Problem to solve
Every line from the one containing "What data populates" through the end of the listing below must be given again exactly, and nothing else; exclude pictures.

>> START Material for this exercise

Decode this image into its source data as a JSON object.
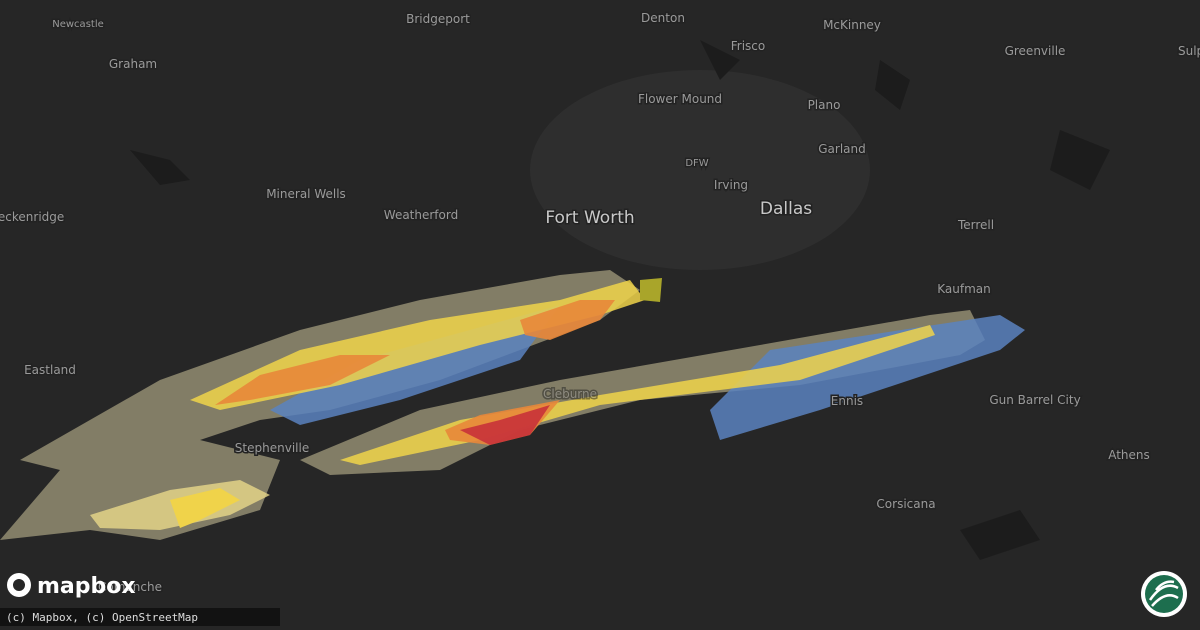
{
  "places": [
    "Newcastle",
    "Graham",
    "Bridgeport",
    "Denton",
    "McKinney",
    "Greenville",
    "Sulphur Springs",
    "Frisco",
    "Flower Mound",
    "Plano",
    "DFW",
    "Garland",
    "Irving",
    "Dallas",
    "Fort Worth",
    "Mineral Wells",
    "Weatherford",
    "Breckenridge",
    "Terrell",
    "Kaufman",
    "Eastland",
    "Stephenville",
    "Ennis",
    "Gun Barrel City",
    "Athens",
    "Corsicana",
    "Cleburne",
    "Comanche"
  ],
  "logo": "mapbox",
  "attribution": "(c) Mapbox, (c) OpenStreetMap"
}
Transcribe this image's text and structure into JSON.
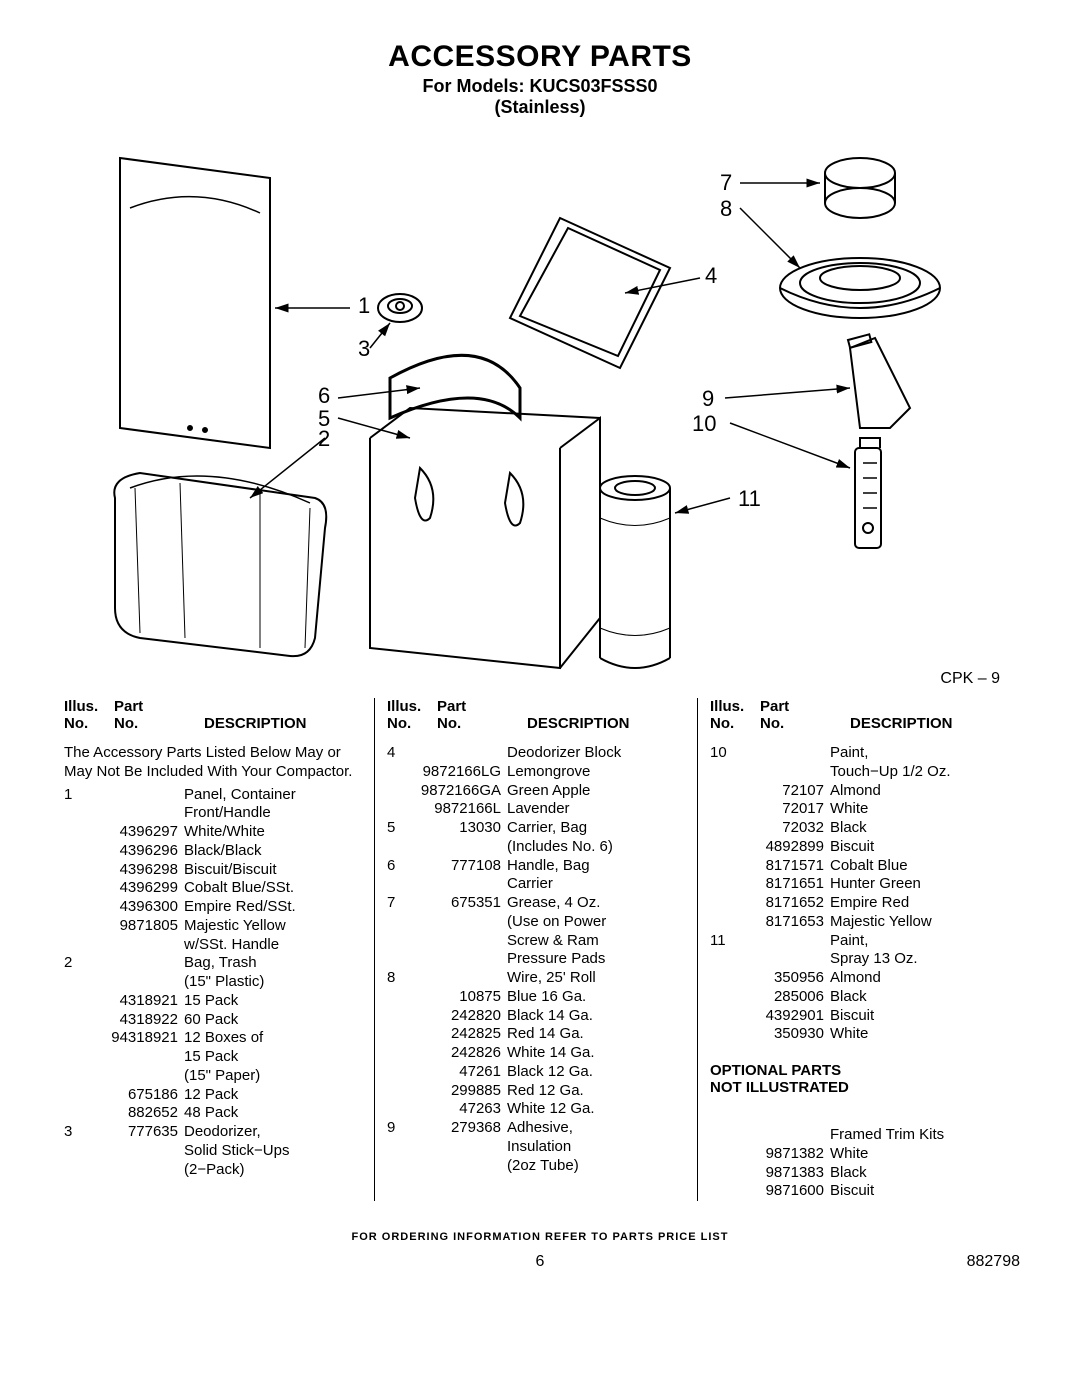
{
  "title": "ACCESSORY PARTS",
  "subtitle_line1": "For Models: KUCS03FSSS0",
  "subtitle_line2": "(Stainless)",
  "cpk_label": "CPK – 9",
  "callouts": {
    "n1": "1",
    "n2": "2",
    "n3": "3",
    "n4": "4",
    "n5": "5",
    "n6": "6",
    "n7": "7",
    "n8": "8",
    "n9": "9",
    "n10": "10",
    "n11": "11"
  },
  "col_header": {
    "illus": "Illus.",
    "part": "Part",
    "no": "No.",
    "no2": "No.",
    "desc": "DESCRIPTION"
  },
  "intro_text": "The Accessory Parts Listed Below May or May Not Be Included With Your Compactor.",
  "col1": [
    {
      "illus": "1",
      "part": "",
      "desc": "Panel, Container"
    },
    {
      "illus": "",
      "part": "",
      "desc": "Front/Handle"
    },
    {
      "illus": "",
      "part": "4396297",
      "desc": "White/White"
    },
    {
      "illus": "",
      "part": "4396296",
      "desc": "Black/Black"
    },
    {
      "illus": "",
      "part": "4396298",
      "desc": "Biscuit/Biscuit"
    },
    {
      "illus": "",
      "part": "4396299",
      "desc": "Cobalt Blue/SSt."
    },
    {
      "illus": "",
      "part": "4396300",
      "desc": "Empire Red/SSt."
    },
    {
      "illus": "",
      "part": "9871805",
      "desc": "Majestic Yellow"
    },
    {
      "illus": "",
      "part": "",
      "desc": " w/SSt. Handle"
    },
    {
      "illus": "2",
      "part": "",
      "desc": "Bag, Trash"
    },
    {
      "illus": "",
      "part": "",
      "desc": "(15\" Plastic)"
    },
    {
      "illus": "",
      "part": "4318921",
      "desc": "15 Pack"
    },
    {
      "illus": "",
      "part": "4318922",
      "desc": "60 Pack"
    },
    {
      "illus": "",
      "part": "94318921",
      "desc": "12 Boxes of"
    },
    {
      "illus": "",
      "part": "",
      "desc": "15 Pack"
    },
    {
      "illus": "",
      "part": "",
      "desc": "(15\" Paper)"
    },
    {
      "illus": "",
      "part": "675186",
      "desc": "12 Pack"
    },
    {
      "illus": "",
      "part": "882652",
      "desc": "48 Pack"
    },
    {
      "illus": "3",
      "part": "777635",
      "desc": "Deodorizer,"
    },
    {
      "illus": "",
      "part": "",
      "desc": "Solid Stick−Ups"
    },
    {
      "illus": "",
      "part": "",
      "desc": "(2−Pack)"
    }
  ],
  "col2": [
    {
      "illus": "4",
      "part": "",
      "desc": "Deodorizer Block"
    },
    {
      "illus": "",
      "part": "9872166LG",
      "desc": "Lemongrove"
    },
    {
      "illus": "",
      "part": "9872166GA",
      "desc": "Green Apple"
    },
    {
      "illus": "",
      "part": "9872166L",
      "desc": "Lavender"
    },
    {
      "illus": "5",
      "part": "13030",
      "desc": "Carrier, Bag"
    },
    {
      "illus": "",
      "part": "",
      "desc": "(Includes No. 6)"
    },
    {
      "illus": "6",
      "part": "777108",
      "desc": "Handle, Bag"
    },
    {
      "illus": "",
      "part": "",
      "desc": "Carrier"
    },
    {
      "illus": "7",
      "part": "675351",
      "desc": "Grease, 4 Oz."
    },
    {
      "illus": "",
      "part": "",
      "desc": "(Use on Power"
    },
    {
      "illus": "",
      "part": "",
      "desc": "Screw & Ram"
    },
    {
      "illus": "",
      "part": "",
      "desc": "Pressure Pads"
    },
    {
      "illus": "8",
      "part": "",
      "desc": "Wire, 25' Roll"
    },
    {
      "illus": "",
      "part": "10875",
      "desc": "Blue 16 Ga."
    },
    {
      "illus": "",
      "part": "242820",
      "desc": "Black 14 Ga."
    },
    {
      "illus": "",
      "part": "242825",
      "desc": "Red 14 Ga."
    },
    {
      "illus": "",
      "part": "242826",
      "desc": "White 14 Ga."
    },
    {
      "illus": "",
      "part": "47261",
      "desc": "Black 12 Ga."
    },
    {
      "illus": "",
      "part": "299885",
      "desc": "Red 12 Ga."
    },
    {
      "illus": "",
      "part": "47263",
      "desc": "White 12 Ga."
    },
    {
      "illus": "9",
      "part": "279368",
      "desc": "Adhesive,"
    },
    {
      "illus": "",
      "part": "",
      "desc": "Insulation"
    },
    {
      "illus": "",
      "part": "",
      "desc": "(2oz Tube)"
    }
  ],
  "col3": [
    {
      "illus": "10",
      "part": "",
      "desc": "Paint,"
    },
    {
      "illus": "",
      "part": "",
      "desc": "Touch−Up 1/2 Oz."
    },
    {
      "illus": "",
      "part": "72107",
      "desc": "Almond"
    },
    {
      "illus": "",
      "part": "72017",
      "desc": "White"
    },
    {
      "illus": "",
      "part": "72032",
      "desc": "Black"
    },
    {
      "illus": "",
      "part": "4892899",
      "desc": "Biscuit"
    },
    {
      "illus": "",
      "part": "8171571",
      "desc": "Cobalt Blue"
    },
    {
      "illus": "",
      "part": "8171651",
      "desc": "Hunter Green"
    },
    {
      "illus": "",
      "part": "8171652",
      "desc": "Empire Red"
    },
    {
      "illus": "",
      "part": "8171653",
      "desc": "Majestic Yellow"
    },
    {
      "illus": "11",
      "part": "",
      "desc": "Paint,"
    },
    {
      "illus": "",
      "part": "",
      "desc": "Spray 13 Oz."
    },
    {
      "illus": "",
      "part": "350956",
      "desc": "Almond"
    },
    {
      "illus": "",
      "part": "285006",
      "desc": "Black"
    },
    {
      "illus": "",
      "part": "4392901",
      "desc": "Biscuit"
    },
    {
      "illus": "",
      "part": "350930",
      "desc": "White"
    }
  ],
  "optional_header1": "OPTIONAL PARTS",
  "optional_header2": "NOT ILLUSTRATED",
  "optional": [
    {
      "illus": "",
      "part": "",
      "desc": "Framed Trim Kits"
    },
    {
      "illus": "",
      "part": "9871382",
      "desc": "White"
    },
    {
      "illus": "",
      "part": "9871383",
      "desc": "Black"
    },
    {
      "illus": "",
      "part": "9871600",
      "desc": "Biscuit"
    }
  ],
  "footer_note": "FOR ORDERING INFORMATION REFER TO PARTS PRICE LIST",
  "page_number": "6",
  "doc_number": "882798"
}
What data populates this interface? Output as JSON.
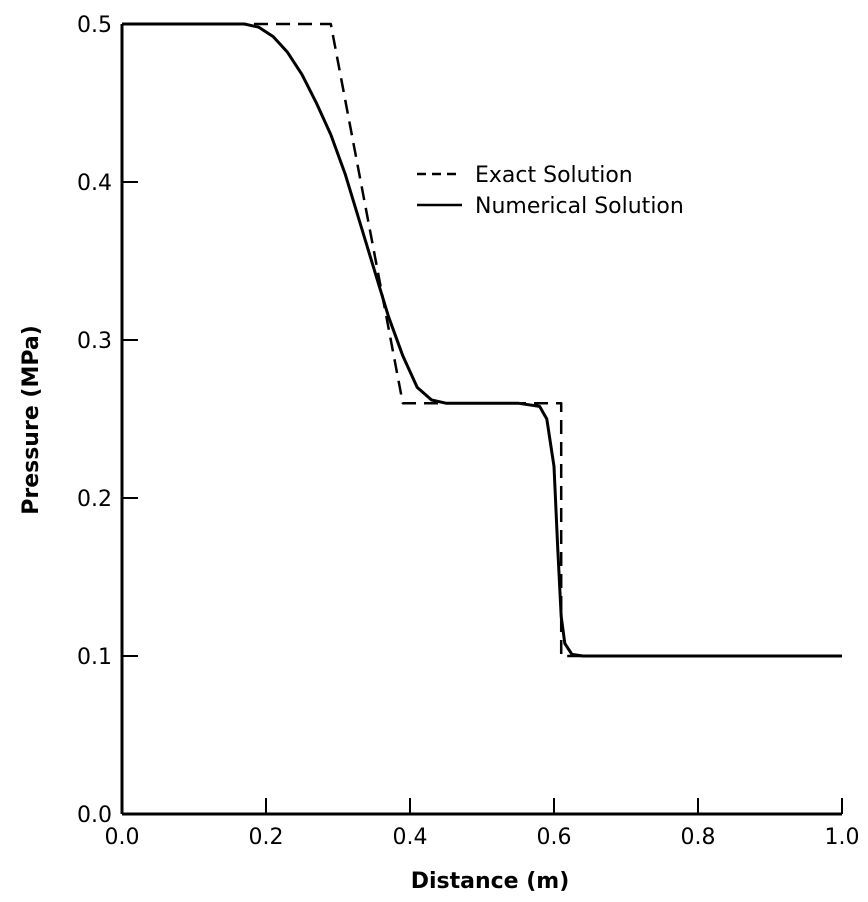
{
  "chart_data": {
    "type": "line",
    "title": "",
    "xlabel": "Distance (m)",
    "ylabel": "Pressure (MPa)",
    "xlim": [
      0.0,
      1.0
    ],
    "ylim": [
      0.0,
      0.5
    ],
    "x_ticks": [
      "0.0",
      "0.2",
      "0.4",
      "0.6",
      "0.8",
      "1.0"
    ],
    "y_ticks": [
      "0.0",
      "0.1",
      "0.2",
      "0.3",
      "0.4",
      "0.5"
    ],
    "grid": false,
    "legend_position": "upper-right",
    "series": [
      {
        "name": "Exact Solution",
        "style": "dashed",
        "x": [
          0.0,
          0.29,
          0.39,
          0.61,
          0.61,
          1.0
        ],
        "y": [
          0.5,
          0.5,
          0.26,
          0.26,
          0.1,
          0.1
        ]
      },
      {
        "name": "Numerical Solution",
        "style": "solid",
        "x": [
          0.0,
          0.17,
          0.19,
          0.21,
          0.23,
          0.25,
          0.27,
          0.29,
          0.31,
          0.33,
          0.35,
          0.37,
          0.39,
          0.41,
          0.43,
          0.45,
          0.5,
          0.55,
          0.58,
          0.59,
          0.6,
          0.605,
          0.61,
          0.615,
          0.625,
          0.64,
          0.7,
          1.0
        ],
        "y": [
          0.5,
          0.5,
          0.498,
          0.492,
          0.482,
          0.468,
          0.45,
          0.43,
          0.405,
          0.375,
          0.345,
          0.315,
          0.29,
          0.27,
          0.262,
          0.26,
          0.26,
          0.26,
          0.258,
          0.25,
          0.22,
          0.17,
          0.125,
          0.108,
          0.101,
          0.1,
          0.1,
          0.1
        ]
      }
    ]
  }
}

>> END Material for this exercise

Final answer
What data populates this interface? Output as JSON.
{
  "chart_data": {
    "type": "line",
    "title": "",
    "xlabel": "Distance (m)",
    "ylabel": "Pressure (MPa)",
    "xlim": [
      0.0,
      1.0
    ],
    "ylim": [
      0.0,
      0.5
    ],
    "x_ticks": [
      "0.0",
      "0.2",
      "0.4",
      "0.6",
      "0.8",
      "1.0"
    ],
    "y_ticks": [
      "0.0",
      "0.1",
      "0.2",
      "0.3",
      "0.4",
      "0.5"
    ],
    "grid": false,
    "legend_position": "upper-right",
    "series": [
      {
        "name": "Exact Solution",
        "style": "dashed",
        "x": [
          0.0,
          0.29,
          0.39,
          0.61,
          0.61,
          1.0
        ],
        "y": [
          0.5,
          0.5,
          0.26,
          0.26,
          0.1,
          0.1
        ]
      },
      {
        "name": "Numerical Solution",
        "style": "solid",
        "x": [
          0.0,
          0.17,
          0.19,
          0.21,
          0.23,
          0.25,
          0.27,
          0.29,
          0.31,
          0.33,
          0.35,
          0.37,
          0.39,
          0.41,
          0.43,
          0.45,
          0.5,
          0.55,
          0.58,
          0.59,
          0.6,
          0.605,
          0.61,
          0.615,
          0.625,
          0.64,
          0.7,
          1.0
        ],
        "y": [
          0.5,
          0.5,
          0.498,
          0.492,
          0.482,
          0.468,
          0.45,
          0.43,
          0.405,
          0.375,
          0.345,
          0.315,
          0.29,
          0.27,
          0.262,
          0.26,
          0.26,
          0.26,
          0.258,
          0.25,
          0.22,
          0.17,
          0.125,
          0.108,
          0.101,
          0.1,
          0.1,
          0.1
        ]
      }
    ]
  }
}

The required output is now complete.